----- Task inputs

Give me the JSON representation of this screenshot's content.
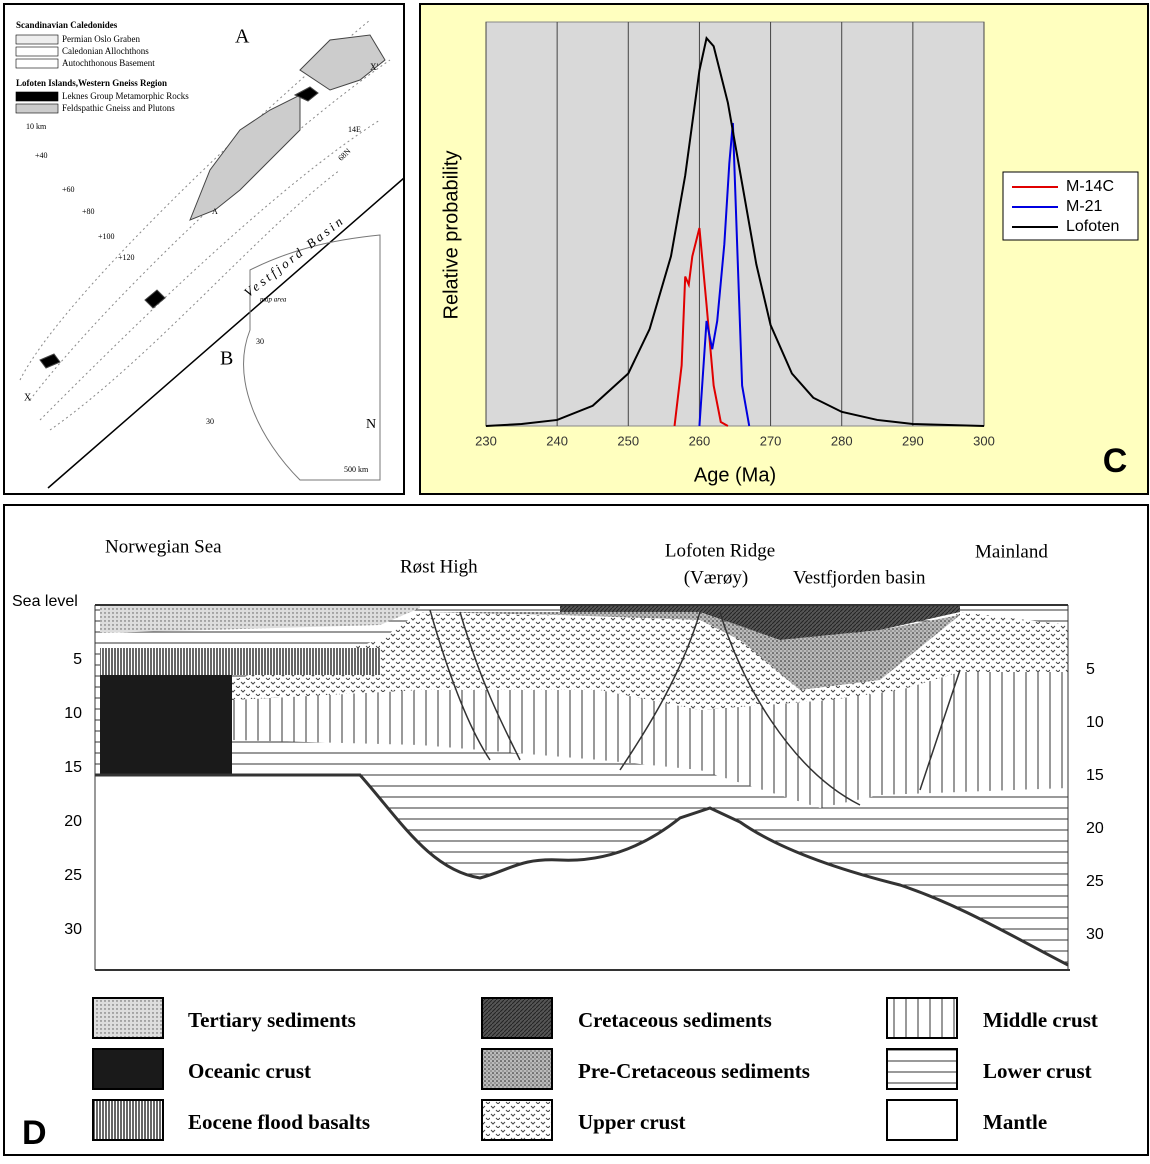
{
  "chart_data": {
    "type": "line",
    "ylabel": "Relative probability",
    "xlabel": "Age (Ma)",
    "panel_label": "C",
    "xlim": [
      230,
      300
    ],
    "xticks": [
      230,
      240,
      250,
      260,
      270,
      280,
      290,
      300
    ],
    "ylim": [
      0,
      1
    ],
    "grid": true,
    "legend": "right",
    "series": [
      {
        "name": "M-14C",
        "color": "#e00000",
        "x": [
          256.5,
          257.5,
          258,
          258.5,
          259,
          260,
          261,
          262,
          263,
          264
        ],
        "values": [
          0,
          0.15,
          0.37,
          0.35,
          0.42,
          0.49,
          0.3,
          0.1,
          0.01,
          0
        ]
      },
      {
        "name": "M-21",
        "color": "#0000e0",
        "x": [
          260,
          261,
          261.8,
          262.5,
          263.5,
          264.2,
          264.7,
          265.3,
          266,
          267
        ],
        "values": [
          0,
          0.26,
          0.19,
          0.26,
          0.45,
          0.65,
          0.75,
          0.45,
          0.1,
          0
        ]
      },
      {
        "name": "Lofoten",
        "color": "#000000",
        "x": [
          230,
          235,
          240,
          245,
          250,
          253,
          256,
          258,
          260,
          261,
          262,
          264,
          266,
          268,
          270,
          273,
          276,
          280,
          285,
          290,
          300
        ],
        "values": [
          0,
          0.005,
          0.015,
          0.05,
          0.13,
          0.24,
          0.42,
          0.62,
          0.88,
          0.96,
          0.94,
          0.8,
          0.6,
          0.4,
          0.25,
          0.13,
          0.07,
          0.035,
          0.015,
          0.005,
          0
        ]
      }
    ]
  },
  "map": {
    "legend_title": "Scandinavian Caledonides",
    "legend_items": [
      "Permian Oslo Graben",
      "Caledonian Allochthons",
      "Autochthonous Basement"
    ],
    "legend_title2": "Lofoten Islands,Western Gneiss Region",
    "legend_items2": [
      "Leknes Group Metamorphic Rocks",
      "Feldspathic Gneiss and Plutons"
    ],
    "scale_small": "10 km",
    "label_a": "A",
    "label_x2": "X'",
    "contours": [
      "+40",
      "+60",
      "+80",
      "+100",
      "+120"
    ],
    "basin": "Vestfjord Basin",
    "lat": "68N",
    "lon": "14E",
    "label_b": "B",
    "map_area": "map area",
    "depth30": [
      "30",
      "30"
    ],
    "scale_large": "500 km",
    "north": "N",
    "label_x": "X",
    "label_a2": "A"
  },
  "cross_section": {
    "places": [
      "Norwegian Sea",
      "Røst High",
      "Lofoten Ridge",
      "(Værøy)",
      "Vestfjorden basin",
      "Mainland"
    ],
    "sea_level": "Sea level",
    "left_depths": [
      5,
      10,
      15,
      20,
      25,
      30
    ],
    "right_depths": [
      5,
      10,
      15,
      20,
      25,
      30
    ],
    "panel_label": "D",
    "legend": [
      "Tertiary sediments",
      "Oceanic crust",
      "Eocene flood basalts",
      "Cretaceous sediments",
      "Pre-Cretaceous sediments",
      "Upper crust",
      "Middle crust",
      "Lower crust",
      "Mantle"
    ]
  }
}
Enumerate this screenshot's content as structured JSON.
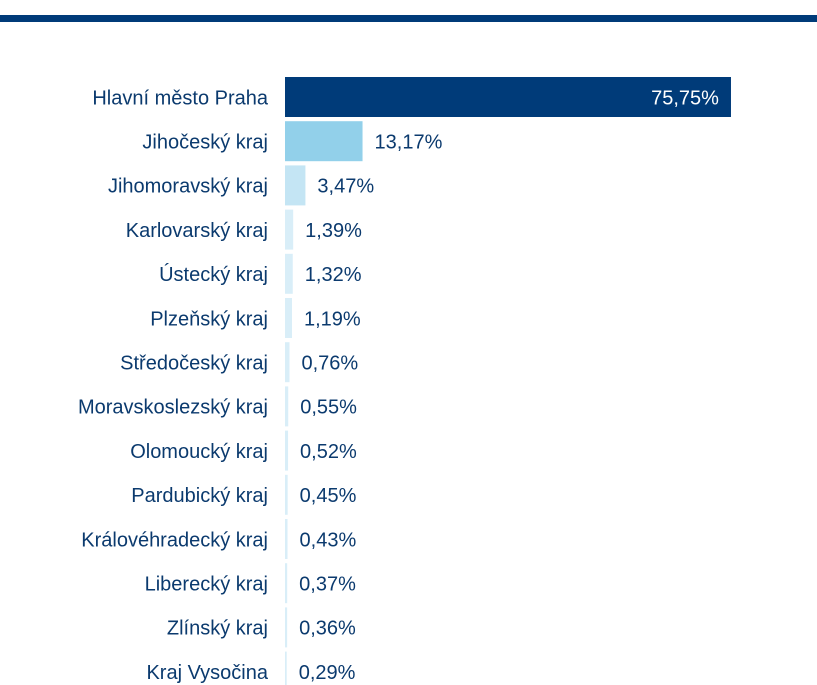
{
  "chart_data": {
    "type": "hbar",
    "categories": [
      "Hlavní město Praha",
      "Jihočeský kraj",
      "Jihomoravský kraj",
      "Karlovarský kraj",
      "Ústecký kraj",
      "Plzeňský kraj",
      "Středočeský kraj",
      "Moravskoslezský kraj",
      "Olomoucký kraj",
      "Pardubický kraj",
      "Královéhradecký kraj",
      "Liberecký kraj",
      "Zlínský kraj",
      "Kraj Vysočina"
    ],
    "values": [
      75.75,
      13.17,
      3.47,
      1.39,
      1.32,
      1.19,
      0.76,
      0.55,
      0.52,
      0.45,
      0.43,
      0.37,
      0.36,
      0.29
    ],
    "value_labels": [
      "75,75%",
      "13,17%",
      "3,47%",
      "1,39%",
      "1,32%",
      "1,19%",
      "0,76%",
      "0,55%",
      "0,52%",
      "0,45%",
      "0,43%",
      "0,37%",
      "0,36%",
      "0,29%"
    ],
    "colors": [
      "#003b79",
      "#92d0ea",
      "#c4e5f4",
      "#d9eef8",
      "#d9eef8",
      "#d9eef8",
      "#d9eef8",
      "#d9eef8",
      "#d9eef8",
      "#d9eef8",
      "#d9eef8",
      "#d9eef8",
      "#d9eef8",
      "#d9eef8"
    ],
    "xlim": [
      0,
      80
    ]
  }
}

----------
----- Task inputs

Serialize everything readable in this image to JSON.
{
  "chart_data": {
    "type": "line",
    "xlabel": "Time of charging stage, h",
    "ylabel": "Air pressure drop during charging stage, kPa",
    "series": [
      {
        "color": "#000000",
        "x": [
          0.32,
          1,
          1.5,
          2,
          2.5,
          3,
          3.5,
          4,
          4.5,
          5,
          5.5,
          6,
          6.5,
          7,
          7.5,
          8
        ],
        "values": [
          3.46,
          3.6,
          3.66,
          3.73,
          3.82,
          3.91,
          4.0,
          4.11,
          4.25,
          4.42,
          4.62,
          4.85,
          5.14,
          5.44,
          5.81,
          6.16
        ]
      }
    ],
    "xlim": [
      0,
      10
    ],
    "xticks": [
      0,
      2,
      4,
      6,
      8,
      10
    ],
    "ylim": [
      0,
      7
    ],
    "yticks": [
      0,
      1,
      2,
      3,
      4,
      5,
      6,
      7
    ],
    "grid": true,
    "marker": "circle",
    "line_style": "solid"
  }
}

----------
----- Task inputs

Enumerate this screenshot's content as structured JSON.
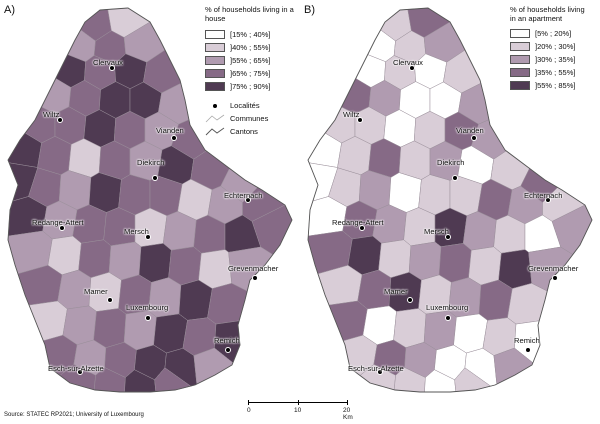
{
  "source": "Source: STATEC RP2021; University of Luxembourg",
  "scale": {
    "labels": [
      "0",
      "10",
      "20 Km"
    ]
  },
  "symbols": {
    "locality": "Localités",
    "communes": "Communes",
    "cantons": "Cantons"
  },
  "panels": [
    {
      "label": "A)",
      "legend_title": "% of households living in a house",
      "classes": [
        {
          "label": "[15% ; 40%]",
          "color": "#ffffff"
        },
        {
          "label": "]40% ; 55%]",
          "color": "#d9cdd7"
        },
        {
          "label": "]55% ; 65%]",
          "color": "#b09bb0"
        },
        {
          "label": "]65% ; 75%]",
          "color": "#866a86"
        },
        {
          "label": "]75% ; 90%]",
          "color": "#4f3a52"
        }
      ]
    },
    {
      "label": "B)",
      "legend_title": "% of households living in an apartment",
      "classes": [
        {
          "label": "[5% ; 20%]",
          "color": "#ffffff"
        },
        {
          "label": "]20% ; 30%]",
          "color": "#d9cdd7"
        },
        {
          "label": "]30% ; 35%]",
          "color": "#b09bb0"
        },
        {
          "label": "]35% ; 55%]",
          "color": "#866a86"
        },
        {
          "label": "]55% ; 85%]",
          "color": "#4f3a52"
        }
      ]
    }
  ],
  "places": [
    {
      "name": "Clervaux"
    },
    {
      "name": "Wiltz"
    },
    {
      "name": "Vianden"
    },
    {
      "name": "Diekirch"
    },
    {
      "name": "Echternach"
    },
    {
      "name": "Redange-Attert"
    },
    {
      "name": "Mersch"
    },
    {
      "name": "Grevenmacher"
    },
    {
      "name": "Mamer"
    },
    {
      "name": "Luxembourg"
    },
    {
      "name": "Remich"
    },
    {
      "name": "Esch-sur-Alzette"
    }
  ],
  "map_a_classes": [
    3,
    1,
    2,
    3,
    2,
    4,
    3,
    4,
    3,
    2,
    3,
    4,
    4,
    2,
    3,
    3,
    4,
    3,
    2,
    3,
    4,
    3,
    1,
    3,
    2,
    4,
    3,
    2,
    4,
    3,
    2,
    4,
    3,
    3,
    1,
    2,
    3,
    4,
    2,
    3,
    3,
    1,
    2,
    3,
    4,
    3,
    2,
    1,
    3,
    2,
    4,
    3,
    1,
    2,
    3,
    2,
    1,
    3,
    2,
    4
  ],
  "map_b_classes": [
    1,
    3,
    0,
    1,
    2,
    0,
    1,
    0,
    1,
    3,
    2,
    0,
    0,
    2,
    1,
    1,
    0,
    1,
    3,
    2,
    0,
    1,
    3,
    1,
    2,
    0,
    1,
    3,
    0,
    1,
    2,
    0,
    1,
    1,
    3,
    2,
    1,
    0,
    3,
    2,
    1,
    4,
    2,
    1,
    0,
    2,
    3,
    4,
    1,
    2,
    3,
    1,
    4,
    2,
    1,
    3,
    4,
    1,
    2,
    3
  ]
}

----------

Task instructions:
Gather each line holding the string "xlabel".

Exercise response:
    "xlabel": "Age (Ma)",
    "xlabel": "Time of charging stage, h",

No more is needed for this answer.